Required task
Write out the material exactly, leaving every picture behind.

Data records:
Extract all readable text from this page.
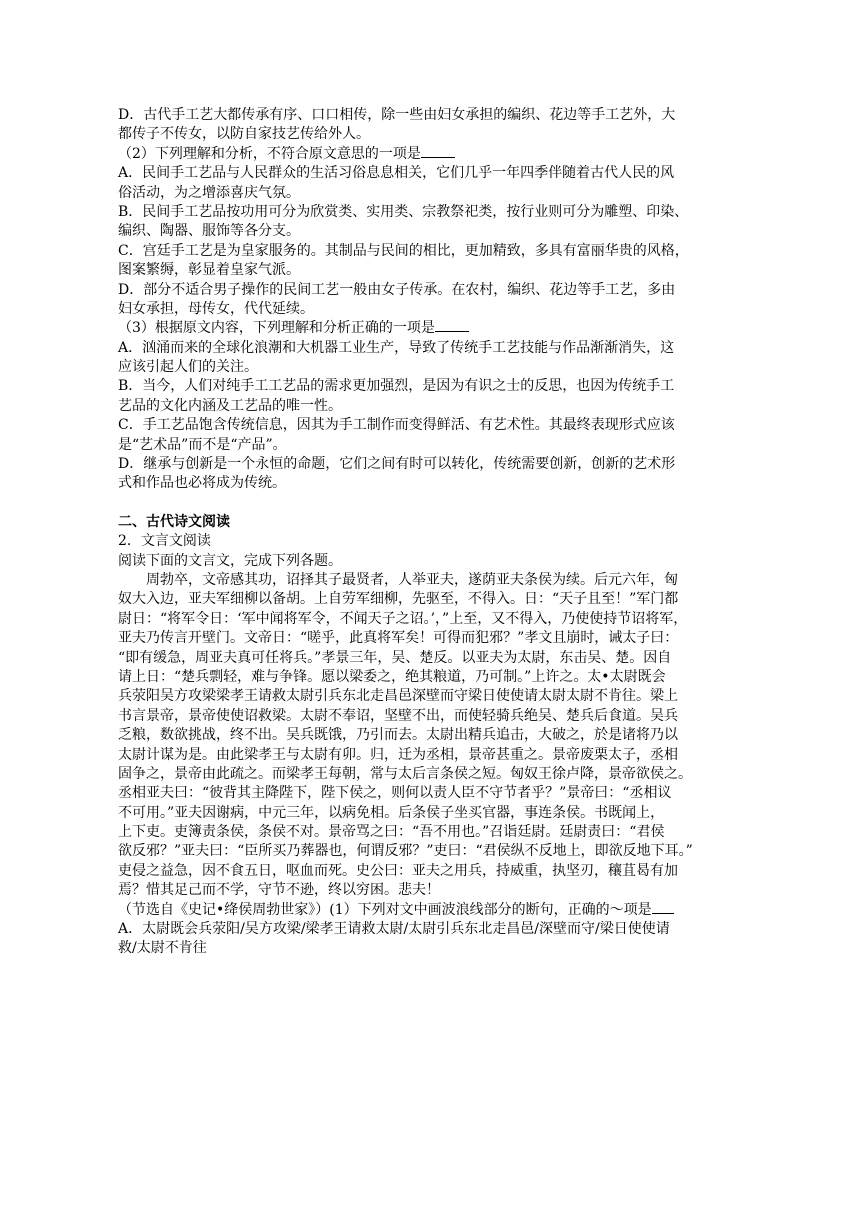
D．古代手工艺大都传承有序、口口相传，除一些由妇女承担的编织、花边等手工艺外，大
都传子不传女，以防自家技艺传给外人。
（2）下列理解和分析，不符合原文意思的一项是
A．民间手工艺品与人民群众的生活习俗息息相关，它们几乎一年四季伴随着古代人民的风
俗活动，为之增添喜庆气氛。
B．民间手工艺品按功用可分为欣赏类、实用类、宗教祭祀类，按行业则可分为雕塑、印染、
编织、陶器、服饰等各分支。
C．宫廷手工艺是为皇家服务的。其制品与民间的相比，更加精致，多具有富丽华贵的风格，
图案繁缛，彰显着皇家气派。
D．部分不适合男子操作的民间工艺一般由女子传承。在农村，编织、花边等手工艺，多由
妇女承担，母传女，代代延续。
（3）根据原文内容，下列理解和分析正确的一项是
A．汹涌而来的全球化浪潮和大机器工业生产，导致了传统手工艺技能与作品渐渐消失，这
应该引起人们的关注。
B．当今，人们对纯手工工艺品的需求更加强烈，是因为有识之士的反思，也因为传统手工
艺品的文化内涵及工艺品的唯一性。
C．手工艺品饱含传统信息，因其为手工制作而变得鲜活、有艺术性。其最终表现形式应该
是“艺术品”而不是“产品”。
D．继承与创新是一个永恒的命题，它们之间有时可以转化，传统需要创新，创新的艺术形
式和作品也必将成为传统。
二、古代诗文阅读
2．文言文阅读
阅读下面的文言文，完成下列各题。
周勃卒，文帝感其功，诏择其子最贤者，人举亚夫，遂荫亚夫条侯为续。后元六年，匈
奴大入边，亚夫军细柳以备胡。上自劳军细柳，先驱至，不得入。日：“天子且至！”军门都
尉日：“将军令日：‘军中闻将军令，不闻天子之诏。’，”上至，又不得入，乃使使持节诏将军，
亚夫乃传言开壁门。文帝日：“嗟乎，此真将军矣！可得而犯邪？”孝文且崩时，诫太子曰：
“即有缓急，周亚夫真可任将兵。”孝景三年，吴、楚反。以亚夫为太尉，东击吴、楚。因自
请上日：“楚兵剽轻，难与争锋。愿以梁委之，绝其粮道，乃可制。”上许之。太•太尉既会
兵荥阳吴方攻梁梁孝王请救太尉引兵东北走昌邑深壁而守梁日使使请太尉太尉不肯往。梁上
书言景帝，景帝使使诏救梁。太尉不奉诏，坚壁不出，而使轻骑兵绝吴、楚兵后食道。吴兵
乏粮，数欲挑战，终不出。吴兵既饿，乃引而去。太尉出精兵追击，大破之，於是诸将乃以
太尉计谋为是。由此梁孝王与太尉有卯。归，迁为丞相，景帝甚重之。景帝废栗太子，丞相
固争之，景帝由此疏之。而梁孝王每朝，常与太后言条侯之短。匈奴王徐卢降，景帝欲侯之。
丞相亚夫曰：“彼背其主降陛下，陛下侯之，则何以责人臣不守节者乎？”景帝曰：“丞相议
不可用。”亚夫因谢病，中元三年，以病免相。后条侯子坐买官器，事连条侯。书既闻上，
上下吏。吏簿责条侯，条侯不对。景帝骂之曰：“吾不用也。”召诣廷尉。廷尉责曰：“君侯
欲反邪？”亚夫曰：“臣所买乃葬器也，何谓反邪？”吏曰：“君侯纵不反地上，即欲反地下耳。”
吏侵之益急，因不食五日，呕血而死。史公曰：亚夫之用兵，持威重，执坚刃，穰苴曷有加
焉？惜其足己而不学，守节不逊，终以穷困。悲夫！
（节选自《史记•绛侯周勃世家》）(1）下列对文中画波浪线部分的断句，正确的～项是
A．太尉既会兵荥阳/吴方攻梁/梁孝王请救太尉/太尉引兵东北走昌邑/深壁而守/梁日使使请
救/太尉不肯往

Final result
Extract all readable text from this page.
D．古代手工艺大都传承有序、口口相传，除一些由妇女承担的编织、花边等手工艺外，大
都传子不传女，以防自家技艺传给外人。
（2）下列理解和分析，不符合原文意思的一项是
A．民间手工艺品与人民群众的生活习俗息息相关，它们几乎一年四季伴随着古代人民的风
俗活动，为之增添喜庆气氛。
B．民间手工艺品按功用可分为欣赏类、实用类、宗教祭祀类，按行业则可分为雕塑、印染、
编织、陶器、服饰等各分支。
C．宫廷手工艺是为皇家服务的。其制品与民间的相比，更加精致，多具有富丽华贵的风格，
图案繁缛，彰显着皇家气派。
D．部分不适合男子操作的民间工艺一般由女子传承。在农村，编织、花边等手工艺，多由
妇女承担，母传女，代代延续。
（3）根据原文内容，下列理解和分析正确的一项是
A．汹涌而来的全球化浪潮和大机器工业生产，导致了传统手工艺技能与作品渐渐消失，这
应该引起人们的关注。
B．当今，人们对纯手工工艺品的需求更加强烈，是因为有识之士的反思，也因为传统手工
艺品的文化内涵及工艺品的唯一性。
C．手工艺品饱含传统信息，因其为手工制作而变得鲜活、有艺术性。其最终表现形式应该
是“艺术品”而不是“产品”。
D．继承与创新是一个永恒的命题，它们之间有时可以转化，传统需要创新，创新的艺术形
式和作品也必将成为传统。
二、古代诗文阅读
2．文言文阅读
阅读下面的文言文，完成下列各题。
周勃卒，文帝感其功，诏择其子最贤者，人举亚夫，遂荫亚夫条侯为续。后元六年，匈
奴大入边，亚夫军细柳以备胡。上自劳军细柳，先驱至，不得入。日：“天子且至！”军门都
尉日：“将军令日：‘军中闻将军令，不闻天子之诏。’，”上至，又不得入，乃使使持节诏将军，
亚夫乃传言开壁门。文帝日：“嗟乎，此真将军矣！可得而犯邪？”孝文且崩时，诫太子曰：
“即有缓急，周亚夫真可任将兵。”孝景三年，吴、楚反。以亚夫为太尉，东击吴、楚。因自
请上日：“楚兵剽轻，难与争锋。愿以梁委之，绝其粮道，乃可制。”上许之。太•太尉既会
兵荥阳吴方攻梁梁孝王请救太尉引兵东北走昌邑深壁而守梁日使使请太尉太尉不肯往。梁上
书言景帝，景帝使使诏救梁。太尉不奉诏，坚壁不出，而使轻骑兵绝吴、楚兵后食道。吴兵
乏粮，数欲挑战，终不出。吴兵既饿，乃引而去。太尉出精兵追击，大破之，於是诸将乃以
太尉计谋为是。由此梁孝王与太尉有卯。归，迁为丞相，景帝甚重之。景帝废栗太子，丞相
固争之，景帝由此疏之。而梁孝王每朝，常与太后言条侯之短。匈奴王徐卢降，景帝欲侯之。
丞相亚夫曰：“彼背其主降陛下，陛下侯之，则何以责人臣不守节者乎？”景帝曰：“丞相议
不可用。”亚夫因谢病，中元三年，以病免相。后条侯子坐买官器，事连条侯。书既闻上，
上下吏。吏簿责条侯，条侯不对。景帝骂之曰：“吾不用也。”召诣廷尉。廷尉责曰：“君侯
欲反邪？”亚夫曰：“臣所买乃葬器也，何谓反邪？”吏曰：“君侯纵不反地上，即欲反地下耳。”
吏侵之益急，因不食五日，呕血而死。史公曰：亚夫之用兵，持威重，执坚刃，穰苴曷有加
焉？惜其足己而不学，守节不逊，终以穷困。悲夫！
（节选自《史记•绛侯周勃世家》）(1）下列对文中画波浪线部分的断句，正确的～项是
A．太尉既会兵荥阳/吴方攻梁/梁孝王请救太尉/太尉引兵东北走昌邑/深壁而守/梁日使使请
救/太尉不肯往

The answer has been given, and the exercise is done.